◆ Data for this exercise ◆
**********

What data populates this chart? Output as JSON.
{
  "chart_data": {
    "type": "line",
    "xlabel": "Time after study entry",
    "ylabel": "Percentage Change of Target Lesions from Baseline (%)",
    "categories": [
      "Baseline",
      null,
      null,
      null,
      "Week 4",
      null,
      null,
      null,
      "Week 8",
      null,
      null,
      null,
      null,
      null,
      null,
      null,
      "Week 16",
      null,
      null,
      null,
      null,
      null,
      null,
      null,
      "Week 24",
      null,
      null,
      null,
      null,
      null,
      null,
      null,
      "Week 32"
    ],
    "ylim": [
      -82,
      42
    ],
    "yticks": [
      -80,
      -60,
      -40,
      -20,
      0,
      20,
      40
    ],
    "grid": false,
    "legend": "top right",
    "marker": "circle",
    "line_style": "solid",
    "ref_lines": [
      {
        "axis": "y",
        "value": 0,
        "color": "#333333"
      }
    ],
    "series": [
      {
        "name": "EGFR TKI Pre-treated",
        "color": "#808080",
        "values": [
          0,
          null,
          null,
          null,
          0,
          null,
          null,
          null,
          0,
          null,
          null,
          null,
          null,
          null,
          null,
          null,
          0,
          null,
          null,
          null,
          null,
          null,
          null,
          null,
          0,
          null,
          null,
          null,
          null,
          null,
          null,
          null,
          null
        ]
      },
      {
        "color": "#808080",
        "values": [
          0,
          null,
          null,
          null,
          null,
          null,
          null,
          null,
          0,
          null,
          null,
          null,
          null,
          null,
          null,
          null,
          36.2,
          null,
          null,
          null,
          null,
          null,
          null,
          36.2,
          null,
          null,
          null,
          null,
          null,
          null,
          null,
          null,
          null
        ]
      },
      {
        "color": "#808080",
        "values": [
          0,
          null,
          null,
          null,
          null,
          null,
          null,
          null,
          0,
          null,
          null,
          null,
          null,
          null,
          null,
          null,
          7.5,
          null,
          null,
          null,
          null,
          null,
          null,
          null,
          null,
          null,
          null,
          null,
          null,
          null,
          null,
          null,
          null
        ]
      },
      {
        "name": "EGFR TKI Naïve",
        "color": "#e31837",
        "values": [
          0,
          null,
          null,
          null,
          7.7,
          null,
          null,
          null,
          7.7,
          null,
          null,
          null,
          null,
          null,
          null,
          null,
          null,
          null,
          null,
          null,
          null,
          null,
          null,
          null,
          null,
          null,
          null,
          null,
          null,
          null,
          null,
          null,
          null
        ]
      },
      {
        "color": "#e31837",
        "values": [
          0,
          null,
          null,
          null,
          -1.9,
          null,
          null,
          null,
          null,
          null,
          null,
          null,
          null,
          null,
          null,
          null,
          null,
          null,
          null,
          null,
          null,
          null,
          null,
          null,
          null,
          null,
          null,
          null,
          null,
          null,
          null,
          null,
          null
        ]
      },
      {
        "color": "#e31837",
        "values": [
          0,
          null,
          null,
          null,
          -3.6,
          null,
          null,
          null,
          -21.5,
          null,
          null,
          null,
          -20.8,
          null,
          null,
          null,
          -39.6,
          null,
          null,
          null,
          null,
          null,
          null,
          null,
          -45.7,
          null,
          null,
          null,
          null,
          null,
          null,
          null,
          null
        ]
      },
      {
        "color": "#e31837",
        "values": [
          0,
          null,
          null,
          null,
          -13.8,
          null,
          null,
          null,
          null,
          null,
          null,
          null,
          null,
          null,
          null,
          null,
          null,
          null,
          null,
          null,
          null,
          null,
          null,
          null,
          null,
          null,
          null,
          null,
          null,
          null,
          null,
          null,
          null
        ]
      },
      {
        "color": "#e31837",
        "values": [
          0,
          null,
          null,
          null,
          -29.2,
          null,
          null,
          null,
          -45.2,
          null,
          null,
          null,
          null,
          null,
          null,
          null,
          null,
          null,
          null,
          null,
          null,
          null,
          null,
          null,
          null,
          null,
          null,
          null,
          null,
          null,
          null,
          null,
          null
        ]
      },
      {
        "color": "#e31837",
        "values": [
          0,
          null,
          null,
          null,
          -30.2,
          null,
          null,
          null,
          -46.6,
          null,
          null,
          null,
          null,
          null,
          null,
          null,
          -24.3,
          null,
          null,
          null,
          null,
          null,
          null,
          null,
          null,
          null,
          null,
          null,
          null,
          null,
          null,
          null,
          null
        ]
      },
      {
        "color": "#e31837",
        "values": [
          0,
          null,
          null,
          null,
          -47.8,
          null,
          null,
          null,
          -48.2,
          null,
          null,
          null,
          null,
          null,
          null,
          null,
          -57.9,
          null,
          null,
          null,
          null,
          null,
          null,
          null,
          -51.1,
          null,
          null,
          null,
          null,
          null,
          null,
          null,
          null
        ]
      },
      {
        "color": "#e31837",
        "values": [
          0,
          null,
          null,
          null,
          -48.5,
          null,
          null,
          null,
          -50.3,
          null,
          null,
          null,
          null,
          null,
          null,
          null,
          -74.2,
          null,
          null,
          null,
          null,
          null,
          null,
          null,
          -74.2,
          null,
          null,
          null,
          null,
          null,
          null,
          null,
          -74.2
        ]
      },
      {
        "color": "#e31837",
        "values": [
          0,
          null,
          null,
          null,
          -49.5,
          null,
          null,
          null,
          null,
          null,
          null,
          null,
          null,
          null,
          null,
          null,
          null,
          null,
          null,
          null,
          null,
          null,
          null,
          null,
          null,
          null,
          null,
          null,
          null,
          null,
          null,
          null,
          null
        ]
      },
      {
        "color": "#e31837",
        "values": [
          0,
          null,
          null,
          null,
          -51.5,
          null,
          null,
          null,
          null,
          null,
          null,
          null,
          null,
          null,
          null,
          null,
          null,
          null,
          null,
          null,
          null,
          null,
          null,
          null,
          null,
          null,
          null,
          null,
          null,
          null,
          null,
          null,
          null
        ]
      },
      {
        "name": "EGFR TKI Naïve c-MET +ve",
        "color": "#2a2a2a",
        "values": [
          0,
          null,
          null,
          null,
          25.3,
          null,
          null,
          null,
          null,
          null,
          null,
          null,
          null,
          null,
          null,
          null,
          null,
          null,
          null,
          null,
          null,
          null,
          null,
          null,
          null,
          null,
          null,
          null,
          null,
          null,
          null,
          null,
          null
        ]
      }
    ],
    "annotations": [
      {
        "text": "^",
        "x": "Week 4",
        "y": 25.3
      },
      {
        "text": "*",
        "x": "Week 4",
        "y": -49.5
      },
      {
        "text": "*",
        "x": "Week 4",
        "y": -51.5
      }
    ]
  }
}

**********

◆ Exercise description ◆
Copy out the data shown above without altering anything.

◆ Exercise result ◆
What data populates this chart? Output as JSON.
{
  "chart_data": {
    "type": "line",
    "xlabel": "Time after study entry",
    "ylabel": "Percentage Change of Target Lesions from Baseline (%)",
    "categories": [
      "Baseline",
      null,
      null,
      null,
      "Week 4",
      null,
      null,
      null,
      "Week 8",
      null,
      null,
      null,
      null,
      null,
      null,
      null,
      "Week 16",
      null,
      null,
      null,
      null,
      null,
      null,
      null,
      "Week 24",
      null,
      null,
      null,
      null,
      null,
      null,
      null,
      "Week 32"
    ],
    "ylim": [
      -82,
      42
    ],
    "yticks": [
      -80,
      -60,
      -40,
      -20,
      0,
      20,
      40
    ],
    "grid": false,
    "legend": "top right",
    "marker": "circle",
    "line_style": "solid",
    "ref_lines": [
      {
        "axis": "y",
        "value": 0,
        "color": "#333333"
      }
    ],
    "series": [
      {
        "name": "EGFR TKI Pre-treated",
        "color": "#808080",
        "values": [
          0,
          null,
          null,
          null,
          0,
          null,
          null,
          null,
          0,
          null,
          null,
          null,
          null,
          null,
          null,
          null,
          0,
          null,
          null,
          null,
          null,
          null,
          null,
          null,
          0,
          null,
          null,
          null,
          null,
          null,
          null,
          null,
          null
        ]
      },
      {
        "color": "#808080",
        "values": [
          0,
          null,
          null,
          null,
          null,
          null,
          null,
          null,
          0,
          null,
          null,
          null,
          null,
          null,
          null,
          null,
          36.2,
          null,
          null,
          null,
          null,
          null,
          null,
          36.2,
          null,
          null,
          null,
          null,
          null,
          null,
          null,
          null,
          null
        ]
      },
      {
        "color": "#808080",
        "values": [
          0,
          null,
          null,
          null,
          null,
          null,
          null,
          null,
          0,
          null,
          null,
          null,
          null,
          null,
          null,
          null,
          7.5,
          null,
          null,
          null,
          null,
          null,
          null,
          null,
          null,
          null,
          null,
          null,
          null,
          null,
          null,
          null,
          null
        ]
      },
      {
        "name": "EGFR TKI Naïve",
        "color": "#e31837",
        "values": [
          0,
          null,
          null,
          null,
          7.7,
          null,
          null,
          null,
          7.7,
          null,
          null,
          null,
          null,
          null,
          null,
          null,
          null,
          null,
          null,
          null,
          null,
          null,
          null,
          null,
          null,
          null,
          null,
          null,
          null,
          null,
          null,
          null,
          null
        ]
      },
      {
        "color": "#e31837",
        "values": [
          0,
          null,
          null,
          null,
          -1.9,
          null,
          null,
          null,
          null,
          null,
          null,
          null,
          null,
          null,
          null,
          null,
          null,
          null,
          null,
          null,
          null,
          null,
          null,
          null,
          null,
          null,
          null,
          null,
          null,
          null,
          null,
          null,
          null
        ]
      },
      {
        "color": "#e31837",
        "values": [
          0,
          null,
          null,
          null,
          -3.6,
          null,
          null,
          null,
          -21.5,
          null,
          null,
          null,
          -20.8,
          null,
          null,
          null,
          -39.6,
          null,
          null,
          null,
          null,
          null,
          null,
          null,
          -45.7,
          null,
          null,
          null,
          null,
          null,
          null,
          null,
          null
        ]
      },
      {
        "color": "#e31837",
        "values": [
          0,
          null,
          null,
          null,
          -13.8,
          null,
          null,
          null,
          null,
          null,
          null,
          null,
          null,
          null,
          null,
          null,
          null,
          null,
          null,
          null,
          null,
          null,
          null,
          null,
          null,
          null,
          null,
          null,
          null,
          null,
          null,
          null,
          null
        ]
      },
      {
        "color": "#e31837",
        "values": [
          0,
          null,
          null,
          null,
          -29.2,
          null,
          null,
          null,
          -45.2,
          null,
          null,
          null,
          null,
          null,
          null,
          null,
          null,
          null,
          null,
          null,
          null,
          null,
          null,
          null,
          null,
          null,
          null,
          null,
          null,
          null,
          null,
          null,
          null
        ]
      },
      {
        "color": "#e31837",
        "values": [
          0,
          null,
          null,
          null,
          -30.2,
          null,
          null,
          null,
          -46.6,
          null,
          null,
          null,
          null,
          null,
          null,
          null,
          -24.3,
          null,
          null,
          null,
          null,
          null,
          null,
          null,
          null,
          null,
          null,
          null,
          null,
          null,
          null,
          null,
          null
        ]
      },
      {
        "color": "#e31837",
        "values": [
          0,
          null,
          null,
          null,
          -47.8,
          null,
          null,
          null,
          -48.2,
          null,
          null,
          null,
          null,
          null,
          null,
          null,
          -57.9,
          null,
          null,
          null,
          null,
          null,
          null,
          null,
          -51.1,
          null,
          null,
          null,
          null,
          null,
          null,
          null,
          null
        ]
      },
      {
        "color": "#e31837",
        "values": [
          0,
          null,
          null,
          null,
          -48.5,
          null,
          null,
          null,
          -50.3,
          null,
          null,
          null,
          null,
          null,
          null,
          null,
          -74.2,
          null,
          null,
          null,
          null,
          null,
          null,
          null,
          -74.2,
          null,
          null,
          null,
          null,
          null,
          null,
          null,
          -74.2
        ]
      },
      {
        "color": "#e31837",
        "values": [
          0,
          null,
          null,
          null,
          -49.5,
          null,
          null,
          null,
          null,
          null,
          null,
          null,
          null,
          null,
          null,
          null,
          null,
          null,
          null,
          null,
          null,
          null,
          null,
          null,
          null,
          null,
          null,
          null,
          null,
          null,
          null,
          null,
          null
        ]
      },
      {
        "color": "#e31837",
        "values": [
          0,
          null,
          null,
          null,
          -51.5,
          null,
          null,
          null,
          null,
          null,
          null,
          null,
          null,
          null,
          null,
          null,
          null,
          null,
          null,
          null,
          null,
          null,
          null,
          null,
          null,
          null,
          null,
          null,
          null,
          null,
          null,
          null,
          null
        ]
      },
      {
        "name": "EGFR TKI Naïve c-MET +ve",
        "color": "#2a2a2a",
        "values": [
          0,
          null,
          null,
          null,
          25.3,
          null,
          null,
          null,
          null,
          null,
          null,
          null,
          null,
          null,
          null,
          null,
          null,
          null,
          null,
          null,
          null,
          null,
          null,
          null,
          null,
          null,
          null,
          null,
          null,
          null,
          null,
          null,
          null
        ]
      }
    ],
    "annotations": [
      {
        "text": "^",
        "x": "Week 4",
        "y": 25.3
      },
      {
        "text": "*",
        "x": "Week 4",
        "y": -49.5
      },
      {
        "text": "*",
        "x": "Week 4",
        "y": -51.5
      }
    ]
  }
}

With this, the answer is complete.